Check each line below for the word "between", and copy those that have it.

** Begin Provided data **

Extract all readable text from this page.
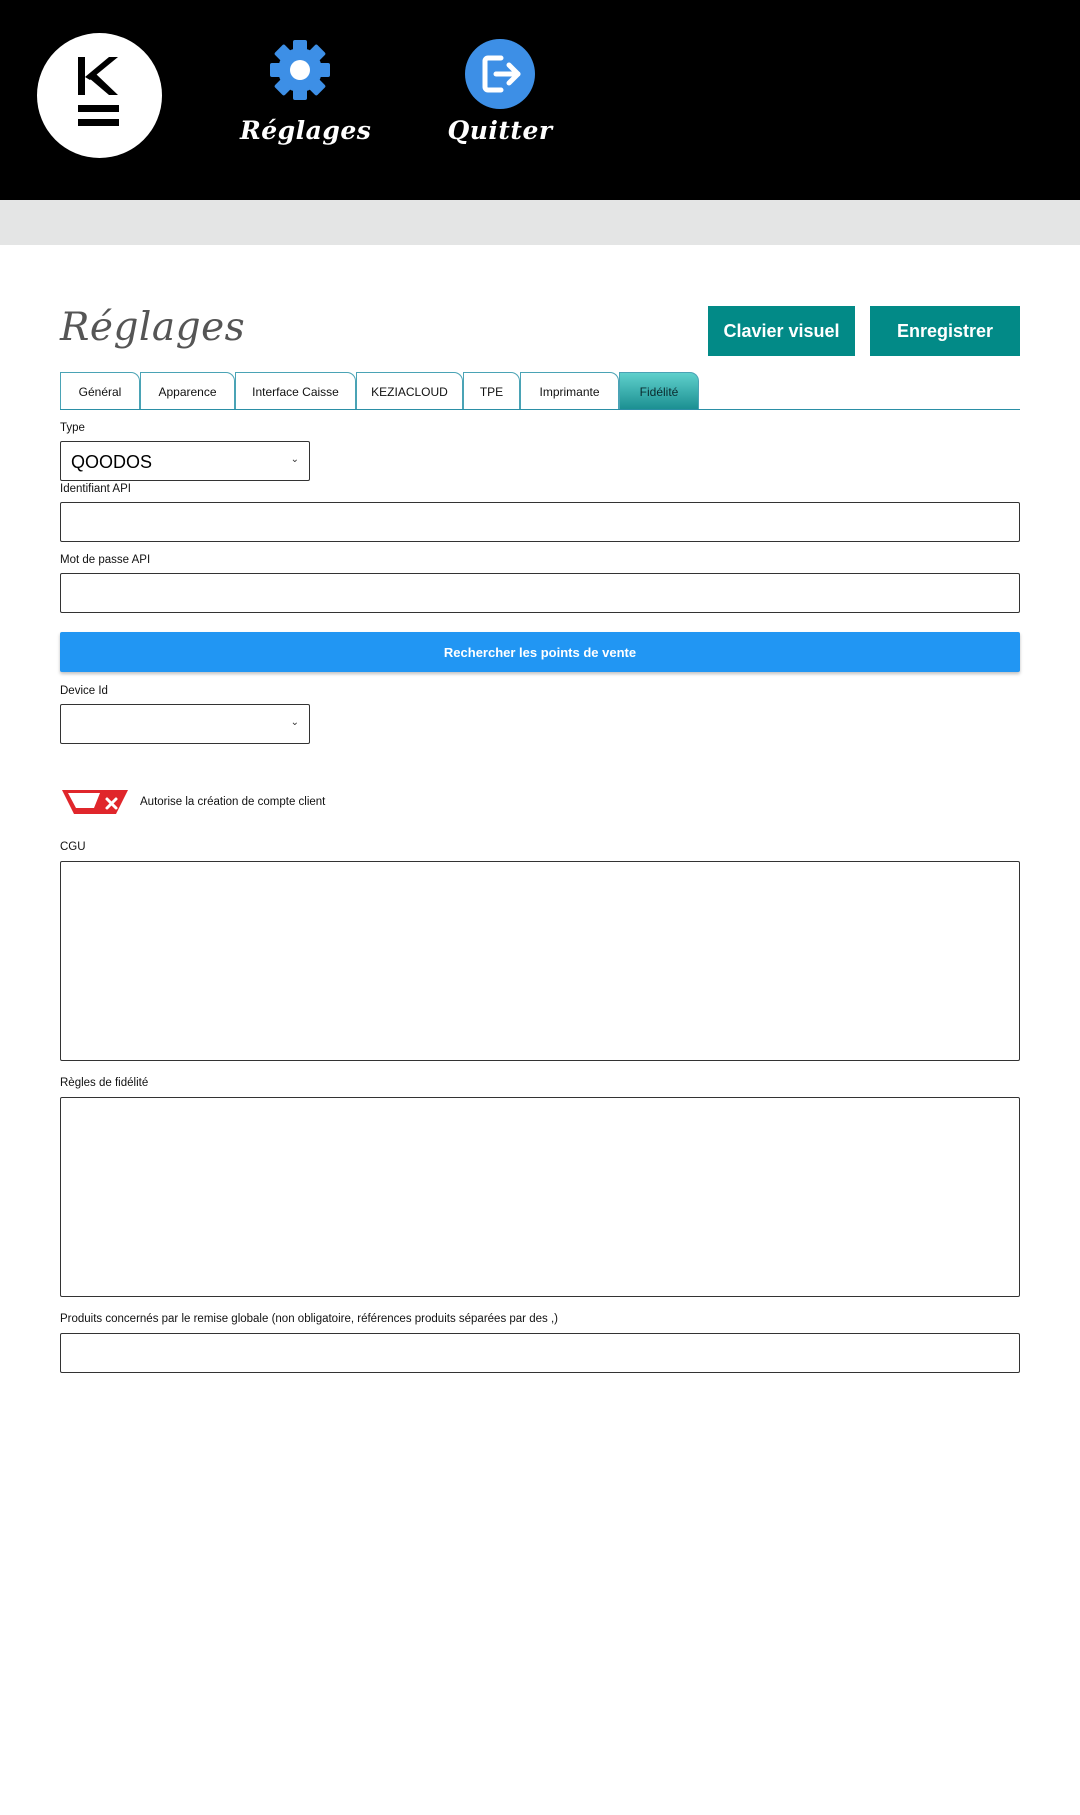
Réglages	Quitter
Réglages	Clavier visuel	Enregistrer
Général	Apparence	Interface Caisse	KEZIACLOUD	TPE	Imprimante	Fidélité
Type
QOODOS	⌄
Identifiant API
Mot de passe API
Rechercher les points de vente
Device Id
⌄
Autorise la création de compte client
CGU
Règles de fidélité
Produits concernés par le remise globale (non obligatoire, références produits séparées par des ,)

** End Provided data **
** Begin Provided data **

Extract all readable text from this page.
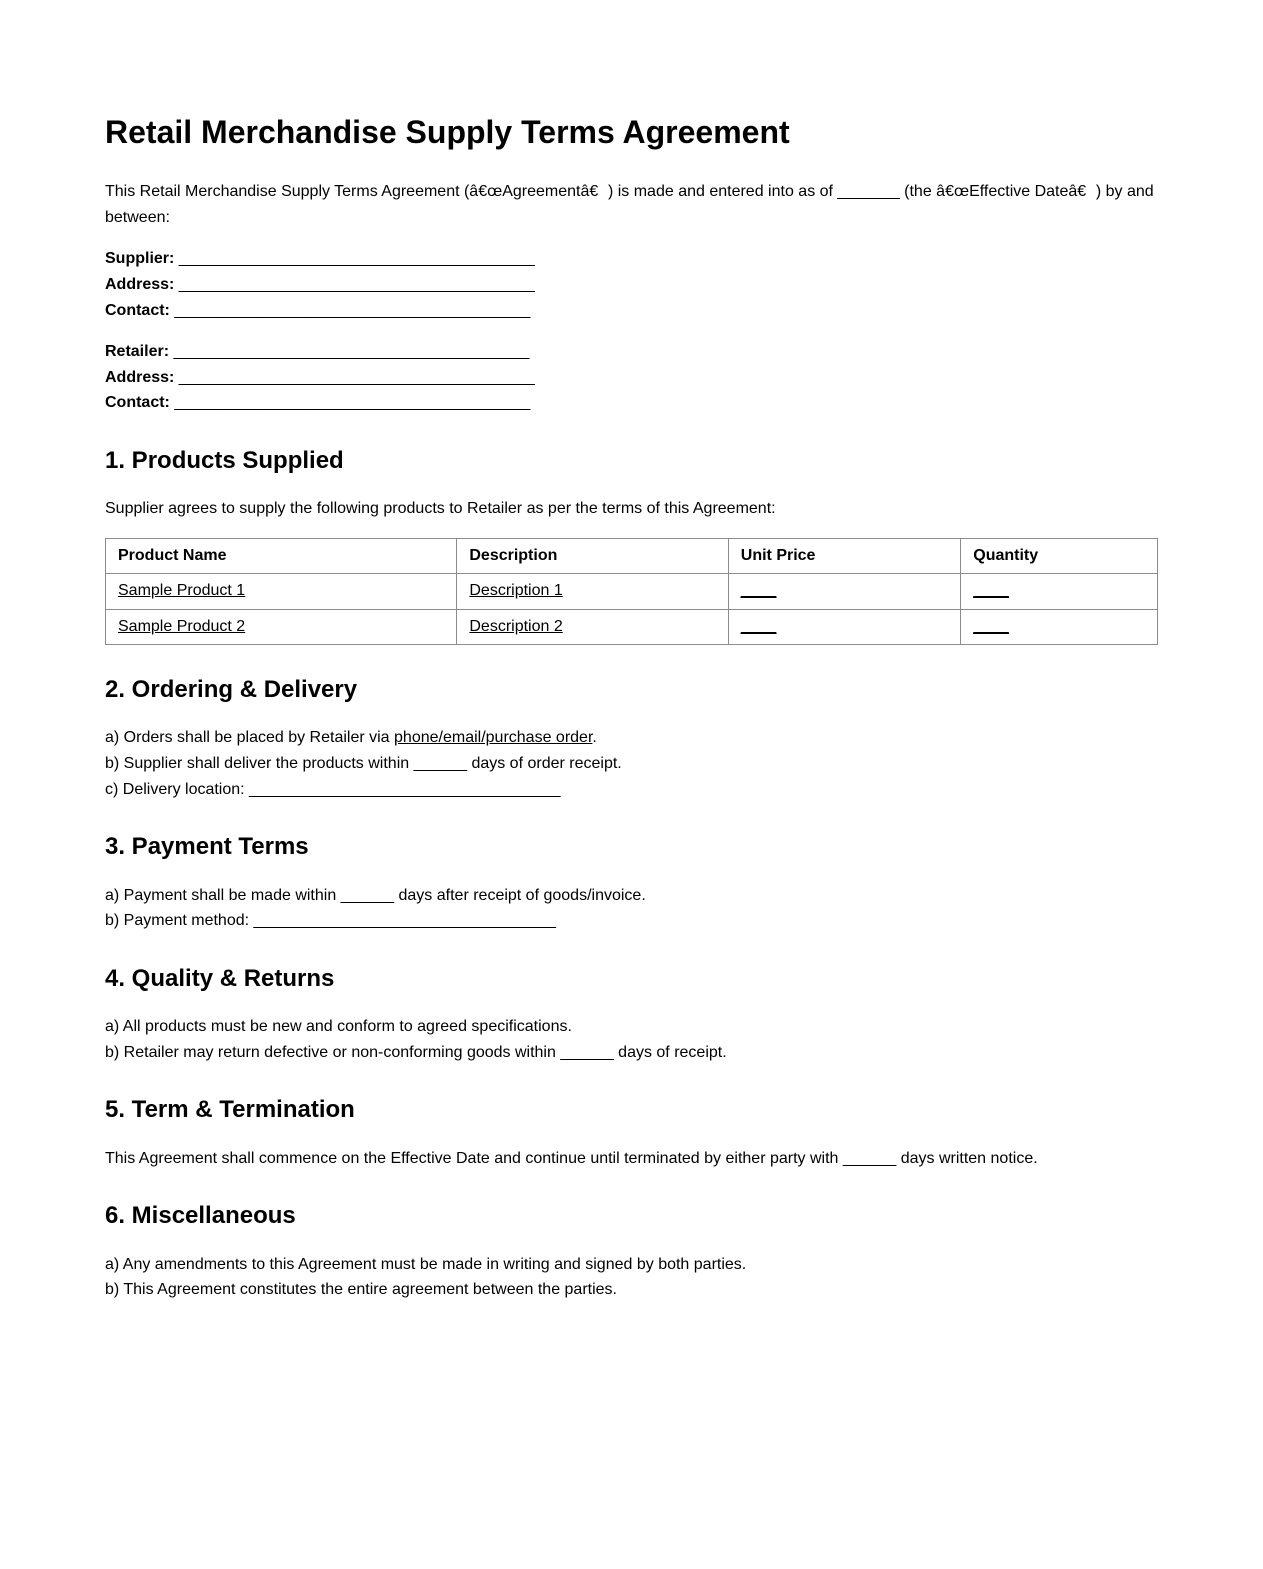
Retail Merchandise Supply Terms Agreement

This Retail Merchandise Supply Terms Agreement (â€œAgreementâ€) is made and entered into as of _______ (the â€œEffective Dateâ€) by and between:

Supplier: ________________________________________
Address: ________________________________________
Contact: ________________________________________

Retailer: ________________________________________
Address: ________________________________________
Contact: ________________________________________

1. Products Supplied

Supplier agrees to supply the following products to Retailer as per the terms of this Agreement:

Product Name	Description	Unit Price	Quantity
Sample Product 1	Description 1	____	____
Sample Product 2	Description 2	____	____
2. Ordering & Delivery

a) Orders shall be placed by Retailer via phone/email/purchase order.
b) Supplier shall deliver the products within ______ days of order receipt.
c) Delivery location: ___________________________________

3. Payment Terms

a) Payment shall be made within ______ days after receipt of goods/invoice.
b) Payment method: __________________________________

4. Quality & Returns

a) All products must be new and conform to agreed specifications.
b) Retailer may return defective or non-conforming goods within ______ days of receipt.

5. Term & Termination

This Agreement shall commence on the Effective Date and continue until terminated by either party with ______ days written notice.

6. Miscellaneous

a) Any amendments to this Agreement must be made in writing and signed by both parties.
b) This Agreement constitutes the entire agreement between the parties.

** End Provided data **

Problem solution –
This Retail Merchandise Supply Terms Agreement (â€œAgreementâ€) is made and entered into as of _______ (the â€œEffective Dateâ€) by and between:
b) This Agreement constitutes the entire agreement between the parties.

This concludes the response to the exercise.